● Goal of the exercise
Locate each line in the records containing "Conversion". Copy it.
-- Listed entries start --
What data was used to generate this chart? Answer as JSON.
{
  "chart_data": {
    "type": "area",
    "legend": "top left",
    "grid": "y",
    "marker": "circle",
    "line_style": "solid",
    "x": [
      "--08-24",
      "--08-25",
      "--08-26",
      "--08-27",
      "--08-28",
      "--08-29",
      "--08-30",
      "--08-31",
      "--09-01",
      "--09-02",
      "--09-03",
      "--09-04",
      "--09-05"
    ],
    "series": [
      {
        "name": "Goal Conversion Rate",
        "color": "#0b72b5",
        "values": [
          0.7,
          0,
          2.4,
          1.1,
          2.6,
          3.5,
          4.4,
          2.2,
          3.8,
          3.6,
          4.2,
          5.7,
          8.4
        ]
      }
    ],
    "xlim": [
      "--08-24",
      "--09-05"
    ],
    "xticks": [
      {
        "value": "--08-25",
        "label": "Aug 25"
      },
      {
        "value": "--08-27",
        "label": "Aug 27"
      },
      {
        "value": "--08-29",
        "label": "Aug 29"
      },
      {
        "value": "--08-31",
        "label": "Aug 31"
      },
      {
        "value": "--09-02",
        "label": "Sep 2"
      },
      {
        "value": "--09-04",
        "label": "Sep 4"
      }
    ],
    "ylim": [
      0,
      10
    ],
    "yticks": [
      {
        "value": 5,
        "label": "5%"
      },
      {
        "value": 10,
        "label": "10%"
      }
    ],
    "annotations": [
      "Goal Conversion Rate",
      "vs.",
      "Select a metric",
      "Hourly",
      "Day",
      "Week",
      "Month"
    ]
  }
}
-- Listed entries end --
-- Listed entries start --
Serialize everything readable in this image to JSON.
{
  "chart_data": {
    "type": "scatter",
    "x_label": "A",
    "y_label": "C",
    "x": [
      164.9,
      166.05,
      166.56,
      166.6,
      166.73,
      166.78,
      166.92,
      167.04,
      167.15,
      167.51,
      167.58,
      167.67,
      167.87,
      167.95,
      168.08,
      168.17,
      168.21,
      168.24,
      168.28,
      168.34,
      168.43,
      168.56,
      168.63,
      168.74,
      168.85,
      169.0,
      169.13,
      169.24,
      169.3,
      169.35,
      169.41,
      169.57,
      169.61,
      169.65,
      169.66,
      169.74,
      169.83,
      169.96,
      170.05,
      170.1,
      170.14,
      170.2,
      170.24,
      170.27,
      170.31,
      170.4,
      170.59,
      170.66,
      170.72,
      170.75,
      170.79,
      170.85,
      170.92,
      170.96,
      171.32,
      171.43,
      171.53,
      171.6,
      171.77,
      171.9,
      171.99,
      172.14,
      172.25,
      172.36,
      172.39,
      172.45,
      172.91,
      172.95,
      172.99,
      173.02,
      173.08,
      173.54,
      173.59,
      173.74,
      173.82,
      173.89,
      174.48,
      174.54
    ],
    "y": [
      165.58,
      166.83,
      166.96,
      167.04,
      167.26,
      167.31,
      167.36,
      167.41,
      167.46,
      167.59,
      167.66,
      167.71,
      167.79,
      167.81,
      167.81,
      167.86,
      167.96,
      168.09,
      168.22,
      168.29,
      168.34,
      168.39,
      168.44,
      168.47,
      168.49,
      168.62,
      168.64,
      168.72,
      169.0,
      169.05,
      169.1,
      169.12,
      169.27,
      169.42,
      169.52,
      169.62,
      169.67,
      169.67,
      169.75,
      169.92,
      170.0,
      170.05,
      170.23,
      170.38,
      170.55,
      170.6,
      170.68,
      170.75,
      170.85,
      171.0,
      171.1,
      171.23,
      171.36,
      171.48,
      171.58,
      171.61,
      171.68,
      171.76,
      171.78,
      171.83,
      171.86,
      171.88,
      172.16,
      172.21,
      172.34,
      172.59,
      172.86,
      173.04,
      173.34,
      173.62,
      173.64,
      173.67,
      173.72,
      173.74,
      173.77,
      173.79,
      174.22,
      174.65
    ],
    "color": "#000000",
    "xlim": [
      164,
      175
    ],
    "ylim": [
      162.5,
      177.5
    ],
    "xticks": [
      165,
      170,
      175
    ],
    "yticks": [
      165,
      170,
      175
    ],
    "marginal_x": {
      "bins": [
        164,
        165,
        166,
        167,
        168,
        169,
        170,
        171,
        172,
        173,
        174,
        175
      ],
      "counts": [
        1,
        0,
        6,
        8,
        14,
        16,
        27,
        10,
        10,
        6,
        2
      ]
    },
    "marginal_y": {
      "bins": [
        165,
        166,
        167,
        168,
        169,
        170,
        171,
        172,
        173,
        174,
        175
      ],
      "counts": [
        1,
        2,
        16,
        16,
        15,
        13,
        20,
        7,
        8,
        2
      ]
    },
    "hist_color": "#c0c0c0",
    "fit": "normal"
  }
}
-- Listed entries end --
-- Listed entries start --
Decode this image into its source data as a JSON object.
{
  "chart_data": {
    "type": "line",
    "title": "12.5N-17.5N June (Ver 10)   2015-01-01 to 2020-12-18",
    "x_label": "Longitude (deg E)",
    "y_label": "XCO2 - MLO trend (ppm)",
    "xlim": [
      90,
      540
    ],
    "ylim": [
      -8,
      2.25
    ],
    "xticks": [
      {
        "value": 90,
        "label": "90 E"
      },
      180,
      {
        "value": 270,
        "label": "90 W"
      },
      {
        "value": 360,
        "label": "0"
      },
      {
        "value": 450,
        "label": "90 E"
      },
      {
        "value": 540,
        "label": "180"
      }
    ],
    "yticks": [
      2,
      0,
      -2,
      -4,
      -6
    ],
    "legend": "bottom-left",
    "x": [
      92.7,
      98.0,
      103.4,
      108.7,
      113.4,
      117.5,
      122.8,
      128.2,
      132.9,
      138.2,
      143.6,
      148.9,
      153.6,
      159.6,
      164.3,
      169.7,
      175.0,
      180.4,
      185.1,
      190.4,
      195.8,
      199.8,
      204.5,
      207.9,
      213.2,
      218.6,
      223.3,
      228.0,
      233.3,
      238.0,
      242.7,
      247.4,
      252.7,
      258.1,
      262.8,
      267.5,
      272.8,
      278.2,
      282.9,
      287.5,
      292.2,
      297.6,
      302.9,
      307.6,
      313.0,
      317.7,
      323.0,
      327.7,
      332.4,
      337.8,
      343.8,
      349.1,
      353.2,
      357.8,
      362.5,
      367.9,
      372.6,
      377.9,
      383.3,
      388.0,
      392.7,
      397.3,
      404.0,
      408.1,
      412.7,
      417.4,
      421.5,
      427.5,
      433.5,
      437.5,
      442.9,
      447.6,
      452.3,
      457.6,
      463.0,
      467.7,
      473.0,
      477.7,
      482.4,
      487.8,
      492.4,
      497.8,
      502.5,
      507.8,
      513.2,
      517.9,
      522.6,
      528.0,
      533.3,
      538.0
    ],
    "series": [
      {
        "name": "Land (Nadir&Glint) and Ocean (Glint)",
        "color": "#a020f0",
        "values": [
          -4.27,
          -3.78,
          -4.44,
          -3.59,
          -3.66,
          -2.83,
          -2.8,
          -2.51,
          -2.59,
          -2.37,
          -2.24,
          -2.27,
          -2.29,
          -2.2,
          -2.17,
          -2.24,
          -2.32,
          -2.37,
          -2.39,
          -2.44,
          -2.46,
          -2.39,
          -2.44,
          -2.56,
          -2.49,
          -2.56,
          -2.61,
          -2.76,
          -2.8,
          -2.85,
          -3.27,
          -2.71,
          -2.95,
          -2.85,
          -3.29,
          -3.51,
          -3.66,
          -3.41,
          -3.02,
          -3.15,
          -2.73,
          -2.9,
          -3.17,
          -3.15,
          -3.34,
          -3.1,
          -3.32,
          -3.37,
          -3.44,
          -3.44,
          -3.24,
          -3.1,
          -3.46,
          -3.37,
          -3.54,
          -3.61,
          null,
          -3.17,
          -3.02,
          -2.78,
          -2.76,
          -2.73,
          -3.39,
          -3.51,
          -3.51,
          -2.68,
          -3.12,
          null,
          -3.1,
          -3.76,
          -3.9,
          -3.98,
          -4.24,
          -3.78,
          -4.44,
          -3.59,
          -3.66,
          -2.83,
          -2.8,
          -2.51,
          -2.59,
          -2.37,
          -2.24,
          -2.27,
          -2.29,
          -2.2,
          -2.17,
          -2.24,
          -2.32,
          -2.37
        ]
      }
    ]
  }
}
-- Listed entries end --
● Response
        "name": "Goal Conversion Rate",
      "Goal Conversion Rate",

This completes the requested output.